### Task instructions
Repeat each record exactly. Any picture gets left out.

===============

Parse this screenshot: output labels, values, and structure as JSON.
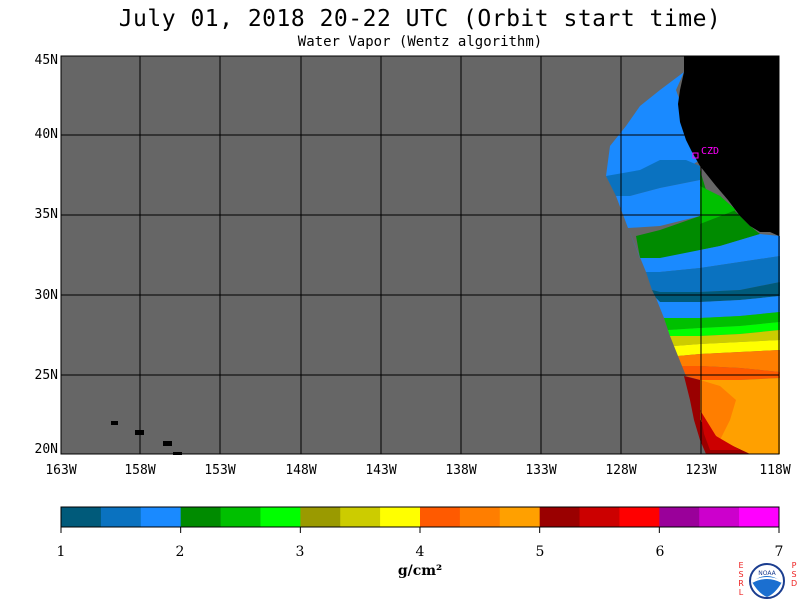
{
  "title": "July 01, 2018  20-22 UTC  (Orbit start time)",
  "subtitle": "Water Vapor (Wentz algorithm)",
  "map": {
    "lat_labels": [
      "45N",
      "40N",
      "35N",
      "30N",
      "25N",
      "20N"
    ],
    "lon_labels": [
      "163W",
      "158W",
      "153W",
      "148W",
      "143W",
      "138W",
      "133W",
      "128W",
      "123W",
      "118W"
    ],
    "station": "CZD",
    "colors": {
      "no_data": "#666666",
      "land": "#000000",
      "grid": "#000000",
      "station": "#ff00ff"
    }
  },
  "colorbar": {
    "ticks": [
      "1",
      "2",
      "3",
      "4",
      "5",
      "6",
      "7"
    ],
    "unit": "g/cm²",
    "colors": [
      "#005a7a",
      "#0a72c0",
      "#1a8aff",
      "#008b00",
      "#00c000",
      "#00ff00",
      "#9a9a00",
      "#cccc00",
      "#ffff00",
      "#ff5a00",
      "#ff7e00",
      "#ffa000",
      "#9a0000",
      "#cc0000",
      "#ff0000",
      "#9a009a",
      "#cc00cc",
      "#ff00ff"
    ]
  },
  "logo": {
    "left_letters": "ESRL",
    "right_letters": "PSD",
    "badge": "NOAA"
  }
}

===============

### Final answer
Parse this screenshot: output labels, values, and structure as JSON.
{
  "title": "July 01, 2018  20-22 UTC  (Orbit start time)",
  "subtitle": "Water Vapor (Wentz algorithm)",
  "map": {
    "lat_labels": [
      "45N",
      "40N",
      "35N",
      "30N",
      "25N",
      "20N"
    ],
    "lon_labels": [
      "163W",
      "158W",
      "153W",
      "148W",
      "143W",
      "138W",
      "133W",
      "128W",
      "123W",
      "118W"
    ],
    "station": "CZD",
    "colors": {
      "no_data": "#666666",
      "land": "#000000",
      "grid": "#000000",
      "station": "#ff00ff"
    }
  },
  "colorbar": {
    "ticks": [
      "1",
      "2",
      "3",
      "4",
      "5",
      "6",
      "7"
    ],
    "unit": "g/cm²",
    "colors": [
      "#005a7a",
      "#0a72c0",
      "#1a8aff",
      "#008b00",
      "#00c000",
      "#00ff00",
      "#9a9a00",
      "#cccc00",
      "#ffff00",
      "#ff5a00",
      "#ff7e00",
      "#ffa000",
      "#9a0000",
      "#cc0000",
      "#ff0000",
      "#9a009a",
      "#cc00cc",
      "#ff00ff"
    ]
  },
  "logo": {
    "left_letters": "ESRL",
    "right_letters": "PSD",
    "badge": "NOAA"
  }
}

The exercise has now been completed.